- [Description of the task] Keep the wording of each record exactly the same when you repeat it, and leave out pictures.

- [Data provided]
....................

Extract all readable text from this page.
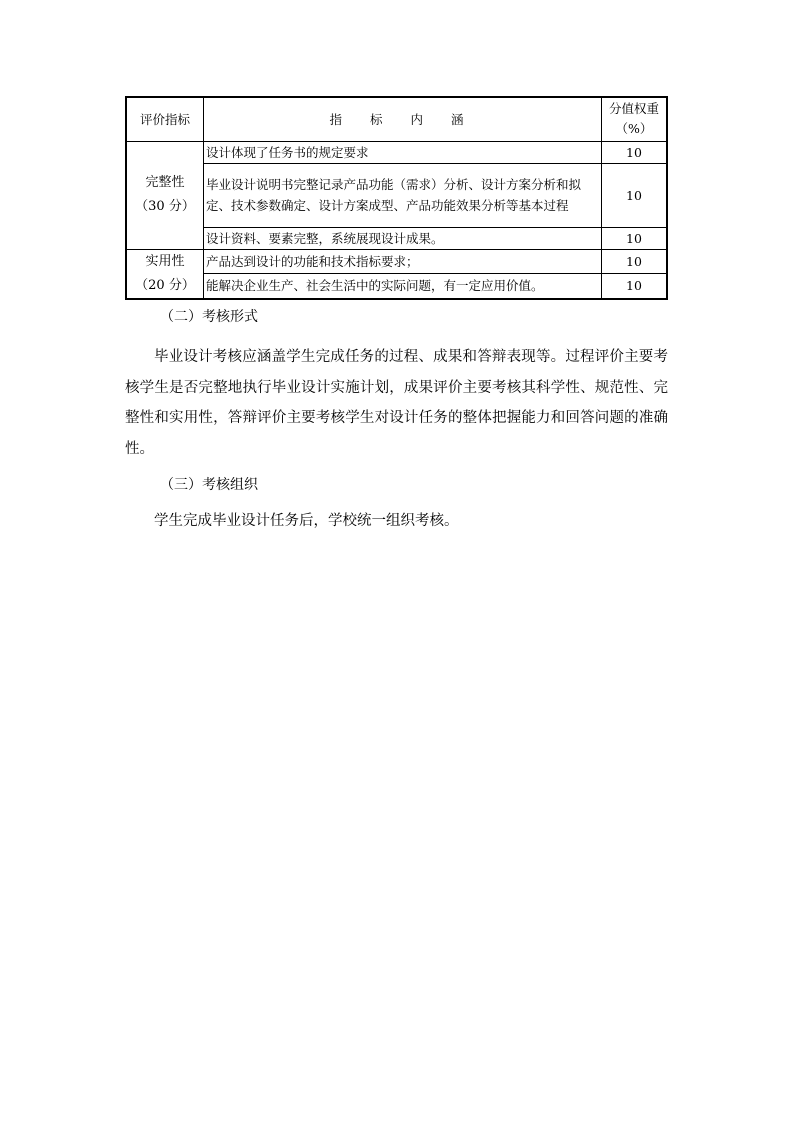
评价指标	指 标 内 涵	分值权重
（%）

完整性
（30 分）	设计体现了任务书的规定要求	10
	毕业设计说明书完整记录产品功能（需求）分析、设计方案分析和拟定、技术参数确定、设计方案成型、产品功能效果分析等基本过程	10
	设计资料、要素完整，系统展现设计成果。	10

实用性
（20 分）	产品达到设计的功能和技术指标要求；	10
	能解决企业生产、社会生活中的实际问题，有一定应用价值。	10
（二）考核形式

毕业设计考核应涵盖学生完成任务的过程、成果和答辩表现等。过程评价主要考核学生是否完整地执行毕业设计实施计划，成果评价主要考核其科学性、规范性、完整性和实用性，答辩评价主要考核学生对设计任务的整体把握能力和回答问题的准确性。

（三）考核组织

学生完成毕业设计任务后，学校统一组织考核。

....................

- [Output of the exercise]
Extract all readable text from this page.
评价指标	指 标 内 涵	分值权重
（%）

完整性
（30 分）	设计体现了任务书的规定要求	10
	毕业设计说明书完整记录产品功能（需求）分析、设计方案分析和拟定、技术参数确定、设计方案成型、产品功能效果分析等基本过程	10
	设计资料、要素完整，系统展现设计成果。	10

实用性
（20 分）	产品达到设计的功能和技术指标要求；	10
	能解决企业生产、社会生活中的实际问题，有一定应用价值。	10
（二）考核形式

毕业设计考核应涵盖学生完成任务的过程、成果和答辩表现等。过程评价主要考核学生是否完整地执行毕业设计实施计划，成果评价主要考核其科学性、规范性、完整性和实用性，答辩评价主要考核学生对设计任务的整体把握能力和回答问题的准确性。

（三）考核组织

学生完成毕业设计任务后，学校统一组织考核。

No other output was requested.